Records about charts and figures
┄┄┄┄┄┄┄┄┄┄
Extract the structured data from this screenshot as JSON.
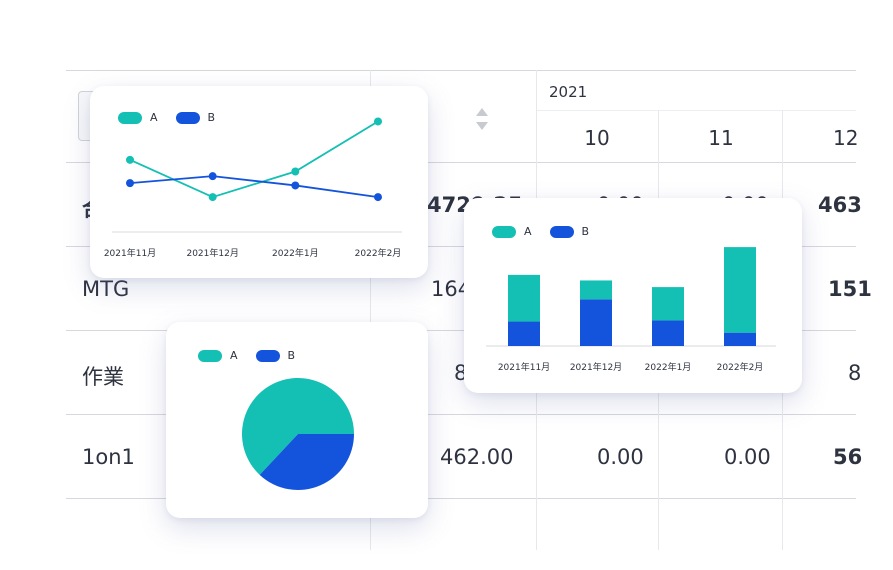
{
  "colors": {
    "A": "#14bfb4",
    "B": "#1454dc",
    "grid": "#d6d8dd"
  },
  "table": {
    "header": {
      "year": "2021",
      "months": [
        "10",
        "11",
        "12"
      ]
    },
    "rows": [
      {
        "label": "合",
        "total": "4729.25",
        "v10": "0.00",
        "v11": "0.00",
        "v12": "463"
      },
      {
        "label": "MTG",
        "total": "164",
        "v10": "",
        "v11": "",
        "v12": "151"
      },
      {
        "label": "作業",
        "total": "8",
        "v10": "",
        "v11": "",
        "v12": "8"
      },
      {
        "label": "1on1",
        "total": "462.00",
        "v10": "0.00",
        "v11": "0.00",
        "v12": "56"
      }
    ]
  },
  "chart_data": [
    {
      "type": "line",
      "categories": [
        "2021年11月",
        "2021年12月",
        "2022年1月",
        "2022年2月"
      ],
      "series": [
        {
          "name": "A",
          "values": [
            62,
            30,
            52,
            95
          ]
        },
        {
          "name": "B",
          "values": [
            42,
            48,
            40,
            30
          ]
        }
      ],
      "ylim": [
        0,
        110
      ],
      "legend": "top-left"
    },
    {
      "type": "bar",
      "stacked": true,
      "categories": [
        "2021年11月",
        "2021年12月",
        "2022年1月",
        "2022年2月"
      ],
      "series": [
        {
          "name": "B",
          "values": [
            22,
            42,
            23,
            12
          ]
        },
        {
          "name": "A",
          "values": [
            42,
            17,
            30,
            77
          ]
        }
      ],
      "ylim": [
        0,
        90
      ],
      "legend": "top-left"
    },
    {
      "type": "pie",
      "slices": [
        {
          "name": "A",
          "value": 63
        },
        {
          "name": "B",
          "value": 37
        }
      ],
      "legend": "top-left"
    }
  ]
}
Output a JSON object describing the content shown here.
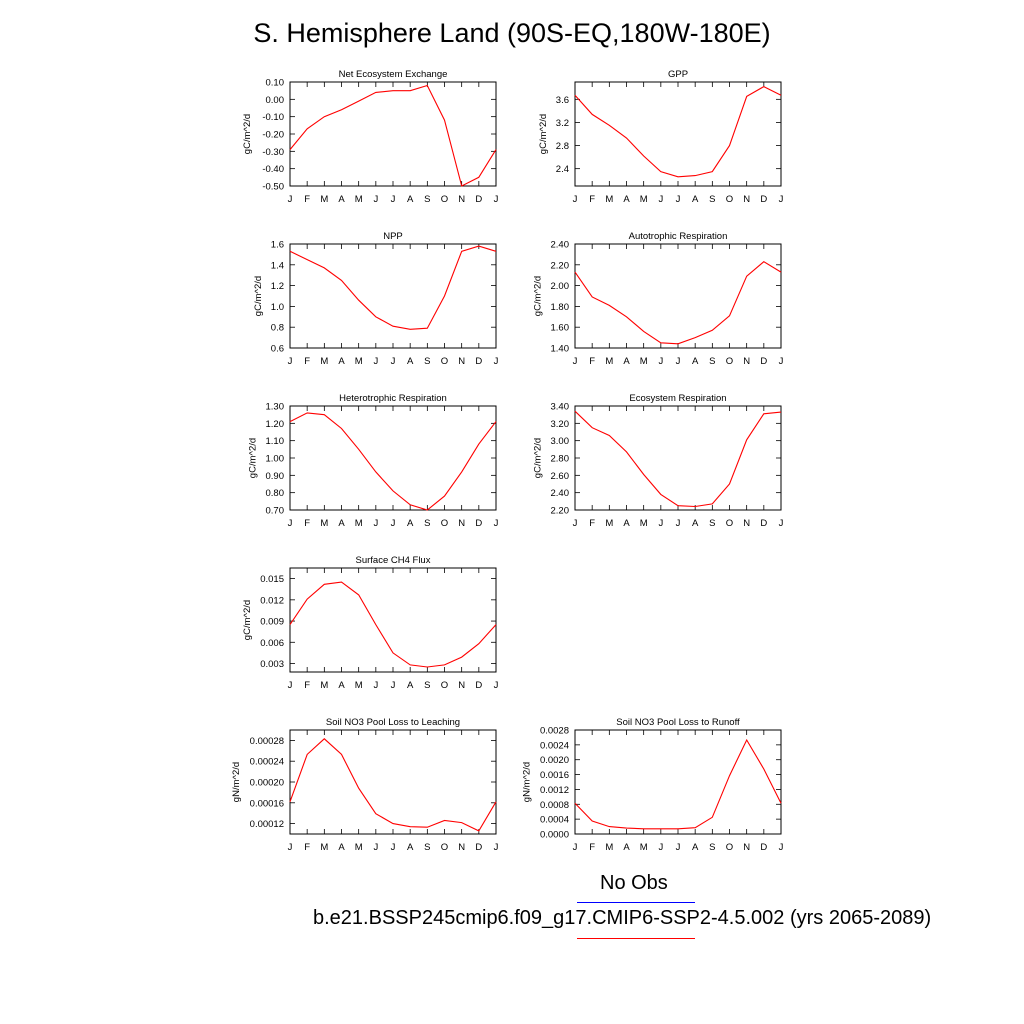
{
  "title": "S. Hemisphere Land (90S-EQ,180W-180E)",
  "colors": {
    "model_line": "#ff0000",
    "obs_line": "#0000ff",
    "axis": "#000000"
  },
  "legend": [
    {
      "label": "No Obs",
      "color": "#0000ff"
    },
    {
      "label": "b.e21.BSSP245cmip6.f09_g17.CMIP6-SSP2-4.5.002 (yrs 2065-2089)",
      "color": "#ff0000"
    }
  ],
  "chart_data": [
    {
      "type": "line",
      "title": "Net Ecosystem Exchange",
      "ylabel": "gC/m^2/d",
      "categories": [
        "J",
        "F",
        "M",
        "A",
        "M",
        "J",
        "J",
        "A",
        "S",
        "O",
        "N",
        "D",
        "J"
      ],
      "ylim": [
        -0.5,
        0.1
      ],
      "yticks": [
        0.1,
        0.0,
        -0.1,
        -0.2,
        -0.3,
        -0.4,
        -0.5
      ],
      "ytick_labels": [
        "0.10",
        "0.00",
        "-0.10",
        "-0.20",
        "-0.30",
        "-0.40",
        "-0.50"
      ],
      "series": [
        {
          "values": [
            -0.29,
            -0.17,
            -0.1,
            -0.06,
            -0.01,
            0.04,
            0.05,
            0.05,
            0.08,
            -0.12,
            -0.5,
            -0.45,
            -0.29
          ]
        }
      ]
    },
    {
      "type": "line",
      "title": "GPP",
      "ylabel": "gC/m^2/d",
      "categories": [
        "J",
        "F",
        "M",
        "A",
        "M",
        "J",
        "J",
        "A",
        "S",
        "O",
        "N",
        "D",
        "J"
      ],
      "ylim": [
        2.1,
        3.9
      ],
      "yticks": [
        3.6,
        3.2,
        2.8,
        2.4
      ],
      "ytick_labels": [
        "3.6",
        "3.2",
        "2.8",
        "2.4"
      ],
      "series": [
        {
          "values": [
            3.67,
            3.34,
            3.15,
            2.93,
            2.62,
            2.35,
            2.26,
            2.28,
            2.35,
            2.8,
            3.65,
            3.82,
            3.67
          ]
        }
      ]
    },
    {
      "type": "line",
      "title": "NPP",
      "ylabel": "gC/m^2/d",
      "categories": [
        "J",
        "F",
        "M",
        "A",
        "M",
        "J",
        "J",
        "A",
        "S",
        "O",
        "N",
        "D",
        "J"
      ],
      "ylim": [
        0.6,
        1.6
      ],
      "yticks": [
        1.6,
        1.4,
        1.2,
        1.0,
        0.8,
        0.6
      ],
      "ytick_labels": [
        "1.6",
        "1.4",
        "1.2",
        "1.0",
        "0.8",
        "0.6"
      ],
      "series": [
        {
          "values": [
            1.53,
            1.45,
            1.37,
            1.25,
            1.06,
            0.9,
            0.81,
            0.78,
            0.79,
            1.1,
            1.53,
            1.58,
            1.53
          ]
        }
      ]
    },
    {
      "type": "line",
      "title": "Autotrophic Respiration",
      "ylabel": "gC/m^2/d",
      "categories": [
        "J",
        "F",
        "M",
        "A",
        "M",
        "J",
        "J",
        "A",
        "S",
        "O",
        "N",
        "D",
        "J"
      ],
      "ylim": [
        1.4,
        2.4
      ],
      "yticks": [
        2.4,
        2.2,
        2.0,
        1.8,
        1.6,
        1.4
      ],
      "ytick_labels": [
        "2.40",
        "2.20",
        "2.00",
        "1.80",
        "1.60",
        "1.40"
      ],
      "series": [
        {
          "values": [
            2.13,
            1.89,
            1.81,
            1.7,
            1.56,
            1.45,
            1.44,
            1.5,
            1.57,
            1.71,
            2.09,
            2.23,
            2.13
          ]
        }
      ]
    },
    {
      "type": "line",
      "title": "Heterotrophic Respiration",
      "ylabel": "gC/m^2/d",
      "categories": [
        "J",
        "F",
        "M",
        "A",
        "M",
        "J",
        "J",
        "A",
        "S",
        "O",
        "N",
        "D",
        "J"
      ],
      "ylim": [
        0.7,
        1.3
      ],
      "yticks": [
        1.3,
        1.2,
        1.1,
        1.0,
        0.9,
        0.8,
        0.7
      ],
      "ytick_labels": [
        "1.30",
        "1.20",
        "1.10",
        "1.00",
        "0.90",
        "0.80",
        "0.70"
      ],
      "series": [
        {
          "values": [
            1.21,
            1.26,
            1.25,
            1.17,
            1.05,
            0.92,
            0.81,
            0.73,
            0.7,
            0.78,
            0.92,
            1.08,
            1.21
          ]
        }
      ]
    },
    {
      "type": "line",
      "title": "Ecosystem Respiration",
      "ylabel": "gC/m^2/d",
      "categories": [
        "J",
        "F",
        "M",
        "A",
        "M",
        "J",
        "J",
        "A",
        "S",
        "O",
        "N",
        "D",
        "J"
      ],
      "ylim": [
        2.2,
        3.4
      ],
      "yticks": [
        3.4,
        3.2,
        3.0,
        2.8,
        2.6,
        2.4,
        2.2
      ],
      "ytick_labels": [
        "3.40",
        "3.20",
        "3.00",
        "2.80",
        "2.60",
        "2.40",
        "2.20"
      ],
      "series": [
        {
          "values": [
            3.34,
            3.15,
            3.06,
            2.87,
            2.61,
            2.38,
            2.25,
            2.24,
            2.27,
            2.5,
            3.01,
            3.31,
            3.33
          ]
        }
      ]
    },
    {
      "type": "line",
      "title": "Surface CH4 Flux",
      "ylabel": "gC/m^2/d",
      "categories": [
        "J",
        "F",
        "M",
        "A",
        "M",
        "J",
        "J",
        "A",
        "S",
        "O",
        "N",
        "D",
        "J"
      ],
      "ylim": [
        0.0018,
        0.0165
      ],
      "yticks": [
        0.015,
        0.012,
        0.009,
        0.006,
        0.003
      ],
      "ytick_labels": [
        "0.015",
        "0.012",
        "0.009",
        "0.006",
        "0.003"
      ],
      "series": [
        {
          "values": [
            0.0085,
            0.0121,
            0.0142,
            0.0145,
            0.0127,
            0.0085,
            0.0045,
            0.0028,
            0.0025,
            0.0028,
            0.0039,
            0.0058,
            0.0085
          ]
        }
      ]
    },
    {
      "type": "line",
      "title": "Soil NO3 Pool Loss to Leaching",
      "ylabel": "gN/m^2/d",
      "categories": [
        "J",
        "F",
        "M",
        "A",
        "M",
        "J",
        "J",
        "A",
        "S",
        "O",
        "N",
        "D",
        "J"
      ],
      "ylim": [
        0.0001,
        0.0003
      ],
      "yticks": [
        0.00028,
        0.00024,
        0.0002,
        0.00016,
        0.00012
      ],
      "ytick_labels": [
        "0.00028",
        "0.00024",
        "0.00020",
        "0.00016",
        "0.00012"
      ],
      "series": [
        {
          "values": [
            0.000162,
            0.000253,
            0.000283,
            0.000253,
            0.000188,
            0.000139,
            0.00012,
            0.000114,
            0.000113,
            0.000126,
            0.000122,
            0.000106,
            0.000162
          ]
        }
      ]
    },
    {
      "type": "line",
      "title": "Soil NO3 Pool Loss to Runoff",
      "ylabel": "gN/m^2/d",
      "categories": [
        "J",
        "F",
        "M",
        "A",
        "M",
        "J",
        "J",
        "A",
        "S",
        "O",
        "N",
        "D",
        "J"
      ],
      "ylim": [
        0.0,
        0.0028
      ],
      "yticks": [
        0.0028,
        0.0024,
        0.002,
        0.0016,
        0.0012,
        0.0008,
        0.0004,
        0.0
      ],
      "ytick_labels": [
        "0.0028",
        "0.0024",
        "0.0020",
        "0.0016",
        "0.0012",
        "0.0008",
        "0.0004",
        "0.0000"
      ],
      "series": [
        {
          "values": [
            0.00083,
            0.00035,
            0.0002,
            0.00016,
            0.00014,
            0.00014,
            0.00014,
            0.00017,
            0.00045,
            0.00157,
            0.00253,
            0.00175,
            0.00083
          ]
        }
      ]
    }
  ]
}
┄┄┄┄┄┄┄┄┄┄
WHAT THE TASK ASKS:
Tally the lines in these entries that have the string "title" in them, then answer with the count and nothing else.

SOLVED EXERCISE:
10